::: Working data
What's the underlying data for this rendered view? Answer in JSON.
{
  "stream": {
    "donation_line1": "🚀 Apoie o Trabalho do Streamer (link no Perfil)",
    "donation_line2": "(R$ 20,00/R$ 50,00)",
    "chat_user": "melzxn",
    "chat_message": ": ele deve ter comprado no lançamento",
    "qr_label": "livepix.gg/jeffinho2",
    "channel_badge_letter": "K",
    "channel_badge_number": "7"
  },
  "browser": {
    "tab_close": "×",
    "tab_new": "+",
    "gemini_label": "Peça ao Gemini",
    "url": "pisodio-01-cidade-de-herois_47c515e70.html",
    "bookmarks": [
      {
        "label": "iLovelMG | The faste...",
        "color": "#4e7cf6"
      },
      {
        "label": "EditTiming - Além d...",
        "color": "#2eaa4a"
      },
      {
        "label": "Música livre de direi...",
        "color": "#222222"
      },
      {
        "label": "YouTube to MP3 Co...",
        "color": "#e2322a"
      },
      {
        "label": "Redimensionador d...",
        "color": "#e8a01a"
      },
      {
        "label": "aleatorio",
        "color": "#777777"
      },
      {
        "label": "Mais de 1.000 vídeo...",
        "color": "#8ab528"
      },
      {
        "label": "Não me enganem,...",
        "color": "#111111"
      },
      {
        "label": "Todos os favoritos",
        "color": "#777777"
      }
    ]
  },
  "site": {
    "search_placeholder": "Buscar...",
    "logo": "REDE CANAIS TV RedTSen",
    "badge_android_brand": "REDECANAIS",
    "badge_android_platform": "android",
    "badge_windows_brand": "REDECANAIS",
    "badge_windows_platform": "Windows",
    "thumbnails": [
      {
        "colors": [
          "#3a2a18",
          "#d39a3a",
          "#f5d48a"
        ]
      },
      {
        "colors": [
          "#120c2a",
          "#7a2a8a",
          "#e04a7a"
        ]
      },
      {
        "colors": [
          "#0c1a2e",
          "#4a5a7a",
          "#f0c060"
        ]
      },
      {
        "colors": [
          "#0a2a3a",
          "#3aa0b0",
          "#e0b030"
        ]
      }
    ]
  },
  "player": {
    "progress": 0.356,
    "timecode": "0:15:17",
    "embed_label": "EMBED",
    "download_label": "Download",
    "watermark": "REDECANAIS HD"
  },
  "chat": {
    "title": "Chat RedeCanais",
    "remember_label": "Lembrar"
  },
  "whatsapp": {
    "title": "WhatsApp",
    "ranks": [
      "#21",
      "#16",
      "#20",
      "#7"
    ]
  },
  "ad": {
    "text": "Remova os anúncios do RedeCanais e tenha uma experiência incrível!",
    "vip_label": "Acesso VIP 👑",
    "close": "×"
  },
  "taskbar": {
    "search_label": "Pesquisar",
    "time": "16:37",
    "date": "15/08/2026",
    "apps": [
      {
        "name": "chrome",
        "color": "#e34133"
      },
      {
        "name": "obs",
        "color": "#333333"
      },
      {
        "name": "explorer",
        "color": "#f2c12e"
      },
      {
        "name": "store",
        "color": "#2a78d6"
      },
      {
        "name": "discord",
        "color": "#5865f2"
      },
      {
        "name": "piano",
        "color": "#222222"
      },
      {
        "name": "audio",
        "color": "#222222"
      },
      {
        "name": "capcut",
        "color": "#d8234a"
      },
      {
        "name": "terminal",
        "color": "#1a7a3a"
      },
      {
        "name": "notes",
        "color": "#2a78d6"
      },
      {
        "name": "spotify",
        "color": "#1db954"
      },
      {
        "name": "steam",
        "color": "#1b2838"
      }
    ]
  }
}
::::::
> [To do]: Copy out every line holding the string "name".

> [Written solution]:
        "name": "chrome",
        "name": "obs",
        "name": "explorer",
        "name": "store",
        "name": "discord",
        "name": "piano",
        "name": "audio",
        "name": "capcut",
        "name": "terminal",
        "name": "notes",
        "name": "spotify",
        "name": "steam",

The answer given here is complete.